### SET OF TASKS
1: Write out the passage on the Tiger Woods protest again, starting with "WTO Slide Show" and going on through "with staged protests.", and switch "lobby" to "ballroom".
2: Resume the account of the Nike protests in Thailand from where it stops.

### SELECTED PASSAGE
This is a photo of the spectacle of media-coverage of Tiger Woods (off-stage) who is being escorted out of camera-view by the Nike entourage in a hotel in Thailand. You can see women Nike workers holding up a banner that says "Tiger Woods: Stop Putting Around" (For more See Boje, 2000).
What is the difference between Minimum Wage, Sweatshop Wage, Living Wage, and Tiger Woods Wage?

QUESTION: Why would Thai workers protest Tiger Woods?
Tiger Woods signed a sponsorship agreement in September with Nike for 5 years worth $100 million. With all winnings and endorsement earning this year, Tiger Woods will get $55,000 a day. A Thai worker would have to work for 14,000 days or 38 years to receive the same amount.
Organisers said Woods, whose contract with Nike nets him 100 million US dollars over five years, should listen to their claims that they have been unlawfully dismissed by Nike in Thailand.
"He [Tiger Woods] should be able to really understand why that company can give him so much money," said Thai Labour Committee official Lek Junya Yumprasert.
"It would take the workers here 72,000 years of work for Nike on their wages here to make that money" she said.HEADLINE: Tiger Woods faces anti-Nike protest during visit
to Thailand - DATELINE: BANGKOK, Nov 14, 2000
One of the Nike workers is dressed as an executioner swinging a Swoosh (Golf-Ax). 100 sacked Nike employees in Bangkok staged this carnival of resistance, wanting to get Tiger Woods, who was in town performing in the Johnnie Walker Classic (and aware that his mother is Thai) to pose for a photo-opportunity in their carnival theater. A phalanx of Nike bodyguards and officials insured that no such photo would happen. The 100 demonstrators said they were part of a group of 1,016, mostly women workers who were still waiting to be compensated a total of 41 million baht (932,000 dollars) after being laid off by Nike in September. You know I asked a Nike executive (Amanda Tucker) in a conference panel session, we shared in New Orleans, about these women. Her reply, "that is not a Nike factory." Clever. The factory contract is void, the contract having moved out of Bangkok into peasantariat regions of Thailand where women are less apt to engage in the carnivalesque theater of Photo above.
Press here for full paper "Theatrics of Control" by Boje (November 28 , 2000).
WTO Slide Show

HEADLINE: Tiger Woods faces anti-Nike protest during visit
to Thailand - DATELINE: BANGKOK, Nov 14, 2000
The world's top golfer Tiger Woods was Tuesday forced to run the
gauntlet of about 100 sacked Nike employees who staged an angry
protest inside the lobby of the Bangkok hotel where he is staying.
RECOURCES:
; Lap & Lek are carnivalesque, they resist corporate spectacle with staged protests.
QUESTION: How do the stories of Lap Nguyen in a Vietnam factory, Monina Wong of the Hong Kong Christian Industrial Committee, and Lek Yimprasert of Thai Labour Campaign relate to Global Capitalism?
Example - Recently, factories producing for Nike in Thailand have been shifting production to subcontractors and non-union facilities and to the provinces where wages and benefits are even lower. For example, unionized workers formerly producing for Nike at the Thai Iryo Garment factory in Rangsit were laid off while Nike production shifted to the Garment Tech factory in Bangkok and VT Garment in Sathupradit. Many workers have been laid off from the unionized Thai Iryo Garment and Par Garment factories just to wind up producing the same products for subcontractors and receiving lower wages without legal protection (Thai Labour Campaign, Coordinator: Lek Junya Yimprasert, November 14, 2000).

### DATASET ROWS

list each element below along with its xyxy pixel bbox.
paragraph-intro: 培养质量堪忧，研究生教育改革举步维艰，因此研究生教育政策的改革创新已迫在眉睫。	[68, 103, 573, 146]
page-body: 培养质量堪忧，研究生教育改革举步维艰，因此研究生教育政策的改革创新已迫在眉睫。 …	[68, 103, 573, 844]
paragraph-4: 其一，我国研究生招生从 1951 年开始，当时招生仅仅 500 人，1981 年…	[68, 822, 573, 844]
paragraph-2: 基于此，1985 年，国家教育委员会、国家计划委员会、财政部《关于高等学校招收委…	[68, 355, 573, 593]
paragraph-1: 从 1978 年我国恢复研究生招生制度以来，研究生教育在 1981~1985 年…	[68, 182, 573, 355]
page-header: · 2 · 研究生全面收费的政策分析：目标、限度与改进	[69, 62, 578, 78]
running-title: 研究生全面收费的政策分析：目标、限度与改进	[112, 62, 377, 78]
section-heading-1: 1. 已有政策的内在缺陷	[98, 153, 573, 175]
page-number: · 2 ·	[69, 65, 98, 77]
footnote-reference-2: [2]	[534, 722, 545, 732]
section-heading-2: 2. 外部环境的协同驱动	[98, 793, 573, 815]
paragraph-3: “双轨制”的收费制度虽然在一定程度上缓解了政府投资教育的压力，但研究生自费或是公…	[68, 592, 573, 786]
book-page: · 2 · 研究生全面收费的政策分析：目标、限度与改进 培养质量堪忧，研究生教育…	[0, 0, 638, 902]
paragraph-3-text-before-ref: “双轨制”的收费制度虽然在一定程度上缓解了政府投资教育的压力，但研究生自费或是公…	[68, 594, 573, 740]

### ANSWERS FOR THE EXERCISE
1:
WTO Slide Show

HEADLINE: Tiger Woods faces anti-Nike protest during visit
to Thailand - DATELINE: BANGKOK, Nov 14, 2000
The world's top golfer Tiger Woods was Tuesday forced to run the
gauntlet of about 100 sacked Nike employees who staged an angry
protest inside the ballroom of the Bangkok hotel where he is staying.
RECOURCES:
; Lap & Lek are carnivalesque, they resist corporate spectacle with staged protests.

2:
Example - Lek worked on a critique of the Global Alliance (PR) study:
After interviewing Luen Thai workers, the Thai Labour Campaign found that "...they felt that the questionnaires were guiding them and tried to encourage them to conduct activities at the community level. The workers questioned why they, the workers, have to do community development while their working conditions were not improved."
Workers' responses were directed to certain select topics. While workers were asked about safety, could they express their opinions on whether or not it is safe to pursue union activities? Is it safe to complain to management about working conditions? Are union activists safe from discrimination? Do workers who speak out about working conditions have to fear persecution? These issues were not covered by the Global Alliance study...
Is this GA doing research or merely paid consulting to produce junk science? Lek reports that, "The researchers refused to disclose any information on this research, claiming that as soon as they finished their work, the Global Alliance took all the primary sources data and all the files from their computers. The CUSRI had to sign an agreement with the Global Alliance that they would not publish any of the information from the study; if CUSRI violates the contract they will have to pay a penalty."
Face Validity? .. The company threatens workers that there will be no orders if the workers complain about their problems to outsiders. These kinds of threats are very powerful control mechanisms exerted over workers.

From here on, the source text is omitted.